- [Dataset items]

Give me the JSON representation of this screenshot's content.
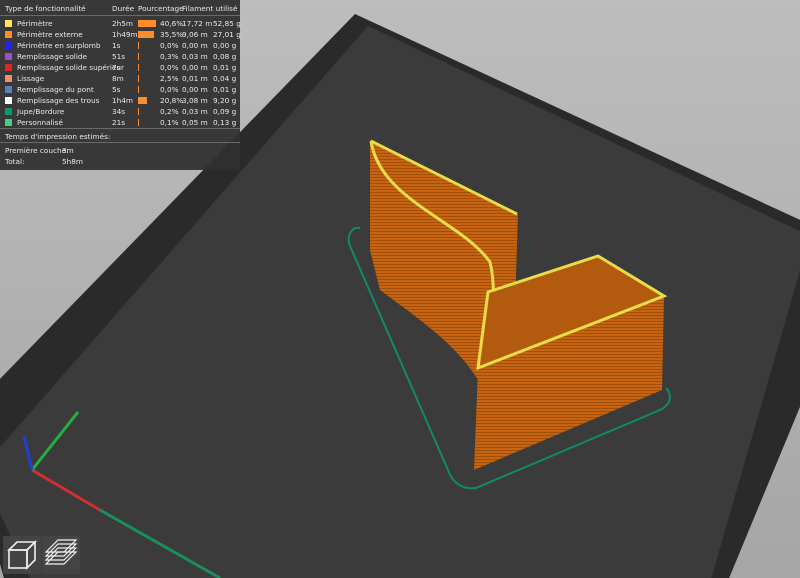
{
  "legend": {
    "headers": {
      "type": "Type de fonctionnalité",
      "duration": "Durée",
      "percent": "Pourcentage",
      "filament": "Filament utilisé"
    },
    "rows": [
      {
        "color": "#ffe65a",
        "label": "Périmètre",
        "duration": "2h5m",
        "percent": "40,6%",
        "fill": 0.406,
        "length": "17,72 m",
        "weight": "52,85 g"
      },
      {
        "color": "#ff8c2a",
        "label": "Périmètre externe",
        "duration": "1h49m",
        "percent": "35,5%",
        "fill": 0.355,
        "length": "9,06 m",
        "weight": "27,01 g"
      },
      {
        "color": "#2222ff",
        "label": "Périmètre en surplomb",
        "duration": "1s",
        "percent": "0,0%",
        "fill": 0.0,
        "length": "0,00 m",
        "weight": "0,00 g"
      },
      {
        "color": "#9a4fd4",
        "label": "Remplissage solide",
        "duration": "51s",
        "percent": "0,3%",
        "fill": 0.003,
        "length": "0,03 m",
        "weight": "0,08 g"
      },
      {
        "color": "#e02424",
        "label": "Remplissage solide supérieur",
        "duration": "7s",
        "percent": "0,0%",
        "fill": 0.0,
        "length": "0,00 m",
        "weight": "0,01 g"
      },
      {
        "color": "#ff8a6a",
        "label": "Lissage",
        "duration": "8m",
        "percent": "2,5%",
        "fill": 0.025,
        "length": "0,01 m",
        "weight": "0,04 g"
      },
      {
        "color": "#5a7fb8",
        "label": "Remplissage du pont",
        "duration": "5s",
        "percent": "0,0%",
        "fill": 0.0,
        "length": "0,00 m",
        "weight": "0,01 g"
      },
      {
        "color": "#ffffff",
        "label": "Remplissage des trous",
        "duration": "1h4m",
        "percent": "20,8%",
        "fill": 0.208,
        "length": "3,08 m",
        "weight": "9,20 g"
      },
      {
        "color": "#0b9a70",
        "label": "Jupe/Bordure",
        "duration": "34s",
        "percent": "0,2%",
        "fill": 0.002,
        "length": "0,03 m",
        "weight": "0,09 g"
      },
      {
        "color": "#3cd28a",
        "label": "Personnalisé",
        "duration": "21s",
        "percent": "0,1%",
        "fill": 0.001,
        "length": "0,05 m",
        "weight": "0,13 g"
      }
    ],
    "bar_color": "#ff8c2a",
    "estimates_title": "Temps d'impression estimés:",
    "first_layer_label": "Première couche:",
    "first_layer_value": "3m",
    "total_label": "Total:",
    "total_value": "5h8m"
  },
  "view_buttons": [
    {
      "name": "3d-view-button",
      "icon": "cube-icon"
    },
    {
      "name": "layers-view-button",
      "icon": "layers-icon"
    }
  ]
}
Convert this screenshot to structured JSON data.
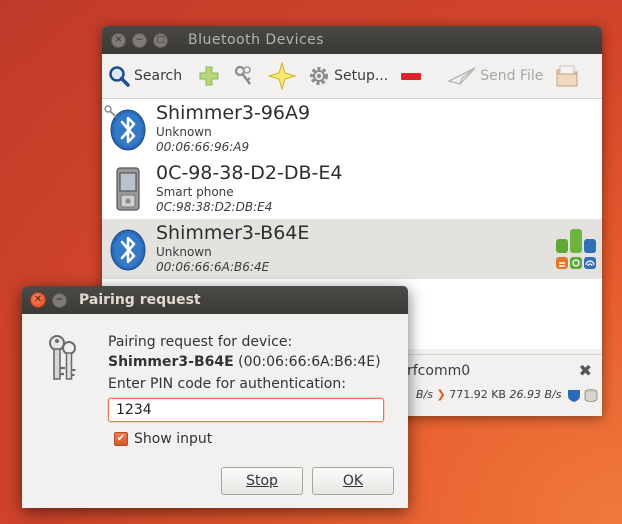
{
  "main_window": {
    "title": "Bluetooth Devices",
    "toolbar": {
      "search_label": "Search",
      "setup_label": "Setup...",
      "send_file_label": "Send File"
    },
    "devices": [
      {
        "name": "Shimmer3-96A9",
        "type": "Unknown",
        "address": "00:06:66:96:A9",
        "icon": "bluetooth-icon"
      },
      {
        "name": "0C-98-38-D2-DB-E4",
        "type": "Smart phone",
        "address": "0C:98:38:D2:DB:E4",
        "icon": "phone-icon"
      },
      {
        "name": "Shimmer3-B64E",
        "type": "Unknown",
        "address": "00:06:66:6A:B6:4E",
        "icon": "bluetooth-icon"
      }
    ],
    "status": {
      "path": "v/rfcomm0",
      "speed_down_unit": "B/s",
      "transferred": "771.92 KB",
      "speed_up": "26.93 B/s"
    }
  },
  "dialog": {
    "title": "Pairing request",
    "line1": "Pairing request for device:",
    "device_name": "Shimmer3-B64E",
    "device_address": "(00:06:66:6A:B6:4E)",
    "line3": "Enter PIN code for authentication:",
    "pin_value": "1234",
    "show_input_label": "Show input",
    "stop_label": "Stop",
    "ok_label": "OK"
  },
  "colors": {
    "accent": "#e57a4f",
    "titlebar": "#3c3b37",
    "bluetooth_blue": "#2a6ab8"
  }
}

- [YOUR GOAL]
Pull out every line in the material above where "fill" occurs.

- [RIGHT ANSWER]
        "fill": 0.406,
        "fill": 0.355,
        "fill": 0.0,
        "fill": 0.003,
        "fill": 0.0,
        "fill": 0.025,
        "fill": 0.0,
        "fill": 0.208,
        "fill": 0.002,
        "fill": 0.001,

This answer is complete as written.